--- Begin Data for processing ---
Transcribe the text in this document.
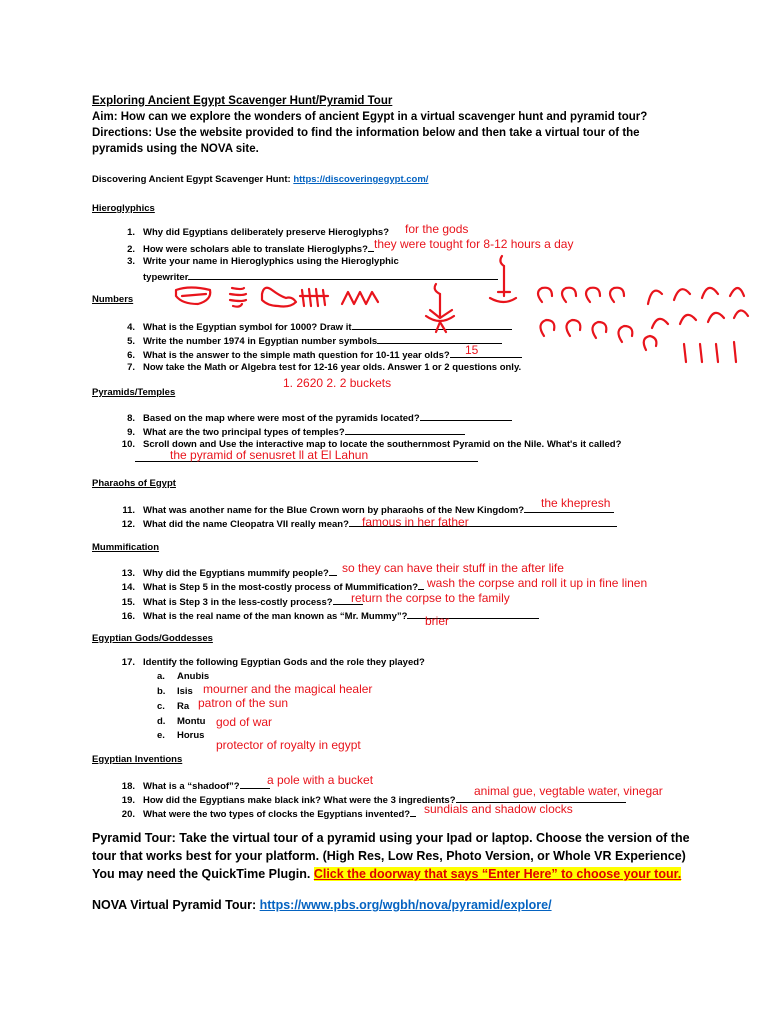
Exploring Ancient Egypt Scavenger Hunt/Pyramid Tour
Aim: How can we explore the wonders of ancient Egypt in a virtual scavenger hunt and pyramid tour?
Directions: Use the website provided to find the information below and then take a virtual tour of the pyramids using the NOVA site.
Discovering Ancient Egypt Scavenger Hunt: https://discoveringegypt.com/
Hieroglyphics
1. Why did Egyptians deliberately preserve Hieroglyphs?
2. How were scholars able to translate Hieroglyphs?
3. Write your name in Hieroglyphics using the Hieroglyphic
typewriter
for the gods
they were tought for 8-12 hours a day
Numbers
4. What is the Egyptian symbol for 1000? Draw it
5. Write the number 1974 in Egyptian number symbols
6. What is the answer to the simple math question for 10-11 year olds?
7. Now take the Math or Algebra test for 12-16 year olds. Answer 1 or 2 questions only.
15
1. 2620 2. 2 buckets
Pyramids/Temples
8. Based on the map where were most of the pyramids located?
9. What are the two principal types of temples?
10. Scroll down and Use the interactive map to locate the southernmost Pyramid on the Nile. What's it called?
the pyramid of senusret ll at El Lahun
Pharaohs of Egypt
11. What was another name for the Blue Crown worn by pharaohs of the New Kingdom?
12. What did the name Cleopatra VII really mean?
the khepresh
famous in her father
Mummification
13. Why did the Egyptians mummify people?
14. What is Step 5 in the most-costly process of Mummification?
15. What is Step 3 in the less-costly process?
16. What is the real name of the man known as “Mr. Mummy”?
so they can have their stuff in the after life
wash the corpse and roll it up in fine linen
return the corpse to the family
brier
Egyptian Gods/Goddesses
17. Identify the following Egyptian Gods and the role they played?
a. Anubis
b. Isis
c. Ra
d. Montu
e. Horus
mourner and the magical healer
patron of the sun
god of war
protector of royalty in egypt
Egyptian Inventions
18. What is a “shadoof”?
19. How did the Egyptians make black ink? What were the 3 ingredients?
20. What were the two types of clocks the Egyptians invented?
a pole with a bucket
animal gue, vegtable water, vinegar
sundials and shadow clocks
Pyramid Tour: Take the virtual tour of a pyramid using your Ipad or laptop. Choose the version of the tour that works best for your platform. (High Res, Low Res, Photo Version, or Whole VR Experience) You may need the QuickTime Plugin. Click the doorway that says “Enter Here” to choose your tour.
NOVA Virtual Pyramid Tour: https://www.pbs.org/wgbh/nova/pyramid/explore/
--- End Data for processing ---
--- Begin Data for processing ---
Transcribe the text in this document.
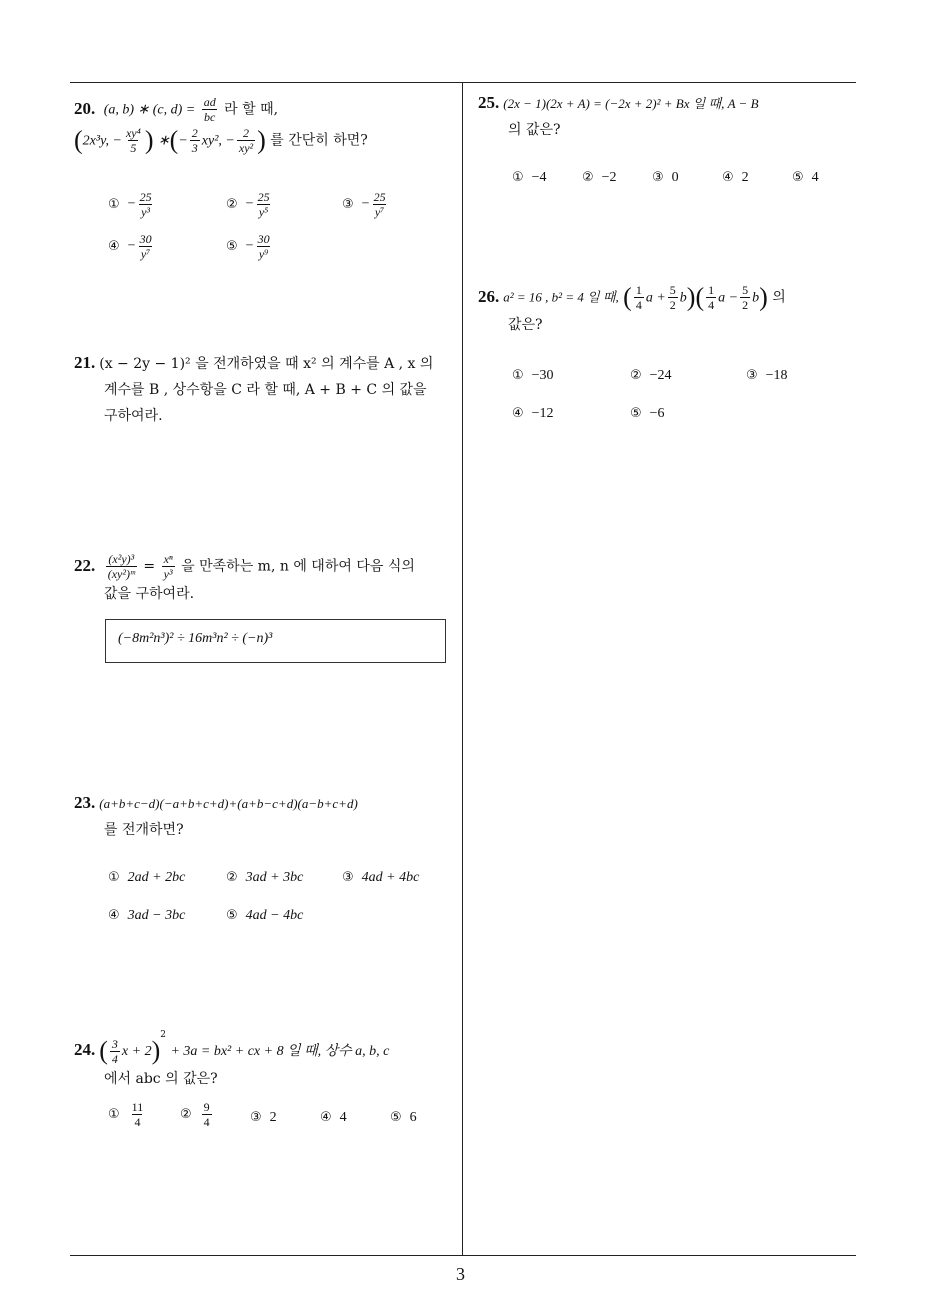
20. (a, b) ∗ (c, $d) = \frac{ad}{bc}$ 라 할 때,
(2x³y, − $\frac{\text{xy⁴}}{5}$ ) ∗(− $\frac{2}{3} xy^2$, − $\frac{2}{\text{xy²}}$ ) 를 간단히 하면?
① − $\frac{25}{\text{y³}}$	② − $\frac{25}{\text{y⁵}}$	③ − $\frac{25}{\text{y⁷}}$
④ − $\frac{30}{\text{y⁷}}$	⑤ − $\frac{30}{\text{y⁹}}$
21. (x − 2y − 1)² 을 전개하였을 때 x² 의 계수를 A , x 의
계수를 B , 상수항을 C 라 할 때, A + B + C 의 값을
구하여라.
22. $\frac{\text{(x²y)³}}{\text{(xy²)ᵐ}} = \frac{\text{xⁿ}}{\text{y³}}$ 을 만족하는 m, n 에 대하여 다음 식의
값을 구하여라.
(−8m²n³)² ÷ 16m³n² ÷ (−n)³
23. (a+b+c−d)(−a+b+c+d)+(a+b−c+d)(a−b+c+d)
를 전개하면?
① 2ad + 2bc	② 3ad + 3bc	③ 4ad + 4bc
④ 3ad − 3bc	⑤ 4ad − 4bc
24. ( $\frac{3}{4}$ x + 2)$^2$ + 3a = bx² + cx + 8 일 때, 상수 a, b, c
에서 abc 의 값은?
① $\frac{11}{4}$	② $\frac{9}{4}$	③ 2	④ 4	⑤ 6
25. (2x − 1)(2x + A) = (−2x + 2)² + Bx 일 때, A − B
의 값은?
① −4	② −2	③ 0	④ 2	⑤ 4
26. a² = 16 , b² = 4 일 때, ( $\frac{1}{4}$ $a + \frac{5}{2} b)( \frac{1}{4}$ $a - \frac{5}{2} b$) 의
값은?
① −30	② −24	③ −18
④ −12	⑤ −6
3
--- End Data for processing ---
--- Begin Data for processing ---
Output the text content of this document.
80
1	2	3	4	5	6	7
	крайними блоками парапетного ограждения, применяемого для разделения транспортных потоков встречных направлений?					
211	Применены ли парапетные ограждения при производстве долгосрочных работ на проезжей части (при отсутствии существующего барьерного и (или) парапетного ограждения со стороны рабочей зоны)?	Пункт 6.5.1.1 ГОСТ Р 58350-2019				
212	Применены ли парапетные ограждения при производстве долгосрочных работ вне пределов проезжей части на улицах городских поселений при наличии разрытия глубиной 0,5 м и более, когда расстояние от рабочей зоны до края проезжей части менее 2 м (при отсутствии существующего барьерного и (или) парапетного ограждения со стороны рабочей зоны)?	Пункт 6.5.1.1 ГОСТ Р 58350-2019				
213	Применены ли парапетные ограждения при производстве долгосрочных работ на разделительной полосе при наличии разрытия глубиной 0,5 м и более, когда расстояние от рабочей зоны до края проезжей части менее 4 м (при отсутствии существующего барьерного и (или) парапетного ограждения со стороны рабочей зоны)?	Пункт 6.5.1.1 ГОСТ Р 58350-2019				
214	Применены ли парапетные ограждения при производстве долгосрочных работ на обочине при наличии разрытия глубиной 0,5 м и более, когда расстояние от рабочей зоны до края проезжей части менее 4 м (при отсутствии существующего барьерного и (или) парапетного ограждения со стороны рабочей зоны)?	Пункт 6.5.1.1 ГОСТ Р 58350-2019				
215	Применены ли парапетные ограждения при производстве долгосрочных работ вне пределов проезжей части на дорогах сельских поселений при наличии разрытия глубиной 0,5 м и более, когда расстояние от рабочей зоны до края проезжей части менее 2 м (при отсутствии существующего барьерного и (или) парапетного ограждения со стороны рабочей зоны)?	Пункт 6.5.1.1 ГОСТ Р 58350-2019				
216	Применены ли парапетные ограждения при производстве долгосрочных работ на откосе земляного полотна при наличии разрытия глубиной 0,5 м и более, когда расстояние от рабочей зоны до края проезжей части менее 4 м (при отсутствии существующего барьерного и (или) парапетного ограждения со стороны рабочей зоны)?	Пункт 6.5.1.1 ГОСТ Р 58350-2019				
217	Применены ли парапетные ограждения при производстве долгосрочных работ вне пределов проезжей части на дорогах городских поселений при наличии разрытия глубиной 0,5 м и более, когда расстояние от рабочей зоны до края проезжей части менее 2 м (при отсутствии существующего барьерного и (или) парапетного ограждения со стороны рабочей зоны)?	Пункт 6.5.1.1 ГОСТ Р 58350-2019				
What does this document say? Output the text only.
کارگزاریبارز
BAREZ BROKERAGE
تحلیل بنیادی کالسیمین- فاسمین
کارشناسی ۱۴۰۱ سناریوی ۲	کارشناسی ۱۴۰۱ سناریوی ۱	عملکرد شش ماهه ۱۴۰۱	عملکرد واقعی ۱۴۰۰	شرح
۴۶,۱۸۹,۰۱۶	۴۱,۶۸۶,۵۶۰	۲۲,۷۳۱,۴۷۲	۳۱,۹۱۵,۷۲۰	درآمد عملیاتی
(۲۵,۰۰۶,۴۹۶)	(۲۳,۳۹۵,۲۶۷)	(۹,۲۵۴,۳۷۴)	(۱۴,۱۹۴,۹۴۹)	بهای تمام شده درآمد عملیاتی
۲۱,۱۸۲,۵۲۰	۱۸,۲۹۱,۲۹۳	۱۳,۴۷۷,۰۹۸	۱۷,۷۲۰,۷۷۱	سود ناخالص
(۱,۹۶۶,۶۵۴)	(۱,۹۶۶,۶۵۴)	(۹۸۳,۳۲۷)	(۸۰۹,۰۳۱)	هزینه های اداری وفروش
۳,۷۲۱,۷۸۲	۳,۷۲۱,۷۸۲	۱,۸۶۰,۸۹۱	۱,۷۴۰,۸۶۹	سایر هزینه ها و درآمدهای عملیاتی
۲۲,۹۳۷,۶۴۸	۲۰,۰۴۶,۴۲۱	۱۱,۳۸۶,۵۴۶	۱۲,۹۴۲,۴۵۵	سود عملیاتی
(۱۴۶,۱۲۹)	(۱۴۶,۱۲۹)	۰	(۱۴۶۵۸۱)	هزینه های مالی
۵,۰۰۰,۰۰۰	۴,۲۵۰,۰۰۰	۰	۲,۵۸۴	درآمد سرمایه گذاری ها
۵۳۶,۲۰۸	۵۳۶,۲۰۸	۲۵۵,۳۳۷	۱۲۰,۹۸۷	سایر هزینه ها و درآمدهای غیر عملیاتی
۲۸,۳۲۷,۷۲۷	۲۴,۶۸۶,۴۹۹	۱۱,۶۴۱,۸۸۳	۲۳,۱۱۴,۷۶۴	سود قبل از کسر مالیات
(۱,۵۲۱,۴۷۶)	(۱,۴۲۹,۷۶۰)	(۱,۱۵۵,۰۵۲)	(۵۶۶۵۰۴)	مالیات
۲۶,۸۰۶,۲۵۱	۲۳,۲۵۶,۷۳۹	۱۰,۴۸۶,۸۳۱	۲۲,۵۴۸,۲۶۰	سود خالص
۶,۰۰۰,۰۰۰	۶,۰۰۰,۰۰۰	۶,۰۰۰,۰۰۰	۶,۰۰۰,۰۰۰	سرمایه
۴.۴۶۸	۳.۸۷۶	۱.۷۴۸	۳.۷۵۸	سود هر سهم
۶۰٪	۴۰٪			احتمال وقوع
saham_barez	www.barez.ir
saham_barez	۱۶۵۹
--- End Data for processing ---
• [To be done]:
Check every line of the data, and copy the ones that contain "document".

• [Answer below]:
Transcribe the text in this document.
Transcribe the text in this document.
Output the text content of this document.
What does this document say? Output the text only.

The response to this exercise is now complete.